### Supplied entries
____________

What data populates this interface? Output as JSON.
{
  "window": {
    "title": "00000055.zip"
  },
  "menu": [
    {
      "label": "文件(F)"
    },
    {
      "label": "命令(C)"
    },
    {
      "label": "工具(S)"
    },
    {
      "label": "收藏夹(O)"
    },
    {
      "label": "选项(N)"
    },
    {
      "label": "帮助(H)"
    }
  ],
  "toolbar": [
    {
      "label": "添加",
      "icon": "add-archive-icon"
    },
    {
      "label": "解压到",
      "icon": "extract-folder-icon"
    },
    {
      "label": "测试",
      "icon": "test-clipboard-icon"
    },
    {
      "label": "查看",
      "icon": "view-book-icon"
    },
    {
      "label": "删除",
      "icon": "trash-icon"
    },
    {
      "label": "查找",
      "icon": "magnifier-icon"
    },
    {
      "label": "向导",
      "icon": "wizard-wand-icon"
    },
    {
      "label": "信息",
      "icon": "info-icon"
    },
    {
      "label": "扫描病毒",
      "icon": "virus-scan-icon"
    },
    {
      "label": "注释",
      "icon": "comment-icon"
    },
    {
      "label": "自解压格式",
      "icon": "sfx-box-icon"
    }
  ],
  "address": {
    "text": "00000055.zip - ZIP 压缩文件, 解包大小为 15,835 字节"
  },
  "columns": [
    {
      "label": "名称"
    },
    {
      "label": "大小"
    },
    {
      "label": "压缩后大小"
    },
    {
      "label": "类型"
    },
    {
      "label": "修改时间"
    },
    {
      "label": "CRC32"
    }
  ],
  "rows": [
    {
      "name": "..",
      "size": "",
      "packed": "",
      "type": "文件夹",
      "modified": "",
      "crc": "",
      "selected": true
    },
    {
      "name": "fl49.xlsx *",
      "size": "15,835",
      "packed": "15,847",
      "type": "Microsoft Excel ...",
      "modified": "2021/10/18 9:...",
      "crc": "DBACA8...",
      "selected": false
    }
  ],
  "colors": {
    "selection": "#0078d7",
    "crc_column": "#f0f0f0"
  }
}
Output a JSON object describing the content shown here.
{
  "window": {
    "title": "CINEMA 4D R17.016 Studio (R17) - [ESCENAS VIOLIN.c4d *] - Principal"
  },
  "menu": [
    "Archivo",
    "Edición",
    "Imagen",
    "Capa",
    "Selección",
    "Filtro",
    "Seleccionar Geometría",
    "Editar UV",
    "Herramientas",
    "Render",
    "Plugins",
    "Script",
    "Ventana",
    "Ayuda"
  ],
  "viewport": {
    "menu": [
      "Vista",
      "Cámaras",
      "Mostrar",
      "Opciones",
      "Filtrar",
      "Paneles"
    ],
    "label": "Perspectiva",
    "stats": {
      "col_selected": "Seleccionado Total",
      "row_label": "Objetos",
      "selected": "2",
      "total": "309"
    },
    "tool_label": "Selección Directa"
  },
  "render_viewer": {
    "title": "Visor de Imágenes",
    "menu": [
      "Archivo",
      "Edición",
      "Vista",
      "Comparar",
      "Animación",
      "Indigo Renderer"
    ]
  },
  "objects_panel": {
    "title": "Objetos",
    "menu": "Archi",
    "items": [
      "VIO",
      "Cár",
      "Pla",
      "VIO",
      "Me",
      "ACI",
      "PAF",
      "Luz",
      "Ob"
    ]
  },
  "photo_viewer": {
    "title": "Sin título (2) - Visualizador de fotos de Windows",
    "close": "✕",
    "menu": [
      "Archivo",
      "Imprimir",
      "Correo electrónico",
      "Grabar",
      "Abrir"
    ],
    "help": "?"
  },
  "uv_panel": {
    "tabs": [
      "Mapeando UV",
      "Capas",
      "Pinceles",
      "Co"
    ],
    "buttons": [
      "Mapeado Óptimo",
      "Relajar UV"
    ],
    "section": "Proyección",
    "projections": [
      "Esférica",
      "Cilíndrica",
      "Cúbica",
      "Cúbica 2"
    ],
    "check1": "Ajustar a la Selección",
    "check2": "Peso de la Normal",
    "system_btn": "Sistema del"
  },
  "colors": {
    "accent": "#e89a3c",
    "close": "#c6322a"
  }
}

____________

Looking at the data above, state how many of its lines contain the word "title", and give nothing but that number.

5